Exercise prompt —
Reproduce the records verbatim, from the first line through the line containing "dialog-message: The following", with both ends included.

(Element and region data)
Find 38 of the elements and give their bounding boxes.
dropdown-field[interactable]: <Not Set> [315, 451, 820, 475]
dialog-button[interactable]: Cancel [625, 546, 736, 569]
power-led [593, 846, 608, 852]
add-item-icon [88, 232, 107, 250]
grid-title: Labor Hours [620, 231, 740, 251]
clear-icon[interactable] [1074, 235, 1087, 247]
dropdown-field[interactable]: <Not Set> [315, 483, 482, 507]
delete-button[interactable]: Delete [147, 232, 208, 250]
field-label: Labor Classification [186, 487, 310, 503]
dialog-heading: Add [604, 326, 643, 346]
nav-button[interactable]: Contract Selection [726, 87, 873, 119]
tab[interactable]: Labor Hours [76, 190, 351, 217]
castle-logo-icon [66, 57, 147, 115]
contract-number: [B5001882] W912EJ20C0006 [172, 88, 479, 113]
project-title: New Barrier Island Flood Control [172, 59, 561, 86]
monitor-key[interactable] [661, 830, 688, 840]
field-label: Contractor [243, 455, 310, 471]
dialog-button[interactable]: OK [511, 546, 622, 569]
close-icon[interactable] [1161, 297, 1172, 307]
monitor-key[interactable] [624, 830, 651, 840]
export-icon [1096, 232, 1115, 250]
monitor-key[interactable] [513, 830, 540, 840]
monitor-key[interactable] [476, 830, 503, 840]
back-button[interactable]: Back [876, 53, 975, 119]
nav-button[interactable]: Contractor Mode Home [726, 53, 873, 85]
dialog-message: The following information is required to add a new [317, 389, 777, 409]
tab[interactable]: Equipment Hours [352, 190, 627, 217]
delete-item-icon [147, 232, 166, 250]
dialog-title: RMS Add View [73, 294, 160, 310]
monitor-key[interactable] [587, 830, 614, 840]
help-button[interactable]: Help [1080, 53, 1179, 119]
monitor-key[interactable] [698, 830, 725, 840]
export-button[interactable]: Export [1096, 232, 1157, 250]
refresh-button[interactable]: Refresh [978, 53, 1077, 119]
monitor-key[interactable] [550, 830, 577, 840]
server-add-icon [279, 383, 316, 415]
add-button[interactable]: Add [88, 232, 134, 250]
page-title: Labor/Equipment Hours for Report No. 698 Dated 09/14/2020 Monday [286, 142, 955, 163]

Written solution —
Find 38 of the elements and give their bounding boxes.
dropdown-field[interactable]: <Not Set> [315, 451, 820, 475]
dialog-button[interactable]: Cancel [625, 546, 736, 569]
power-led [593, 846, 608, 852]
add-item-icon [88, 232, 107, 250]
grid-title: Labor Hours [620, 231, 740, 251]
clear-icon[interactable] [1074, 235, 1087, 247]
dropdown-field[interactable]: <Not Set> [315, 483, 482, 507]
delete-button[interactable]: Delete [147, 232, 208, 250]
field-label: Labor Classification [186, 487, 310, 503]
dialog-heading: Add [604, 326, 643, 346]
nav-button[interactable]: Contract Selection [726, 87, 873, 119]
tab[interactable]: Labor Hours [76, 190, 351, 217]
castle-logo-icon [66, 57, 147, 115]
contract-number: [B5001882] W912EJ20C0006 [172, 88, 479, 113]
project-title: New Barrier Island Flood Control [172, 59, 561, 86]
monitor-key[interactable] [661, 830, 688, 840]
field-label: Contractor [243, 455, 310, 471]
dialog-button[interactable]: OK [511, 546, 622, 569]
close-icon[interactable] [1161, 297, 1172, 307]
monitor-key[interactable] [624, 830, 651, 840]
export-icon [1096, 232, 1115, 250]
monitor-key[interactable] [513, 830, 540, 840]
monitor-key[interactable] [476, 830, 503, 840]
back-button[interactable]: Back [876, 53, 975, 119]
nav-button[interactable]: Contractor Mode Home [726, 53, 873, 85]
dialog-message: The following information is required to add a new [317, 389, 777, 409]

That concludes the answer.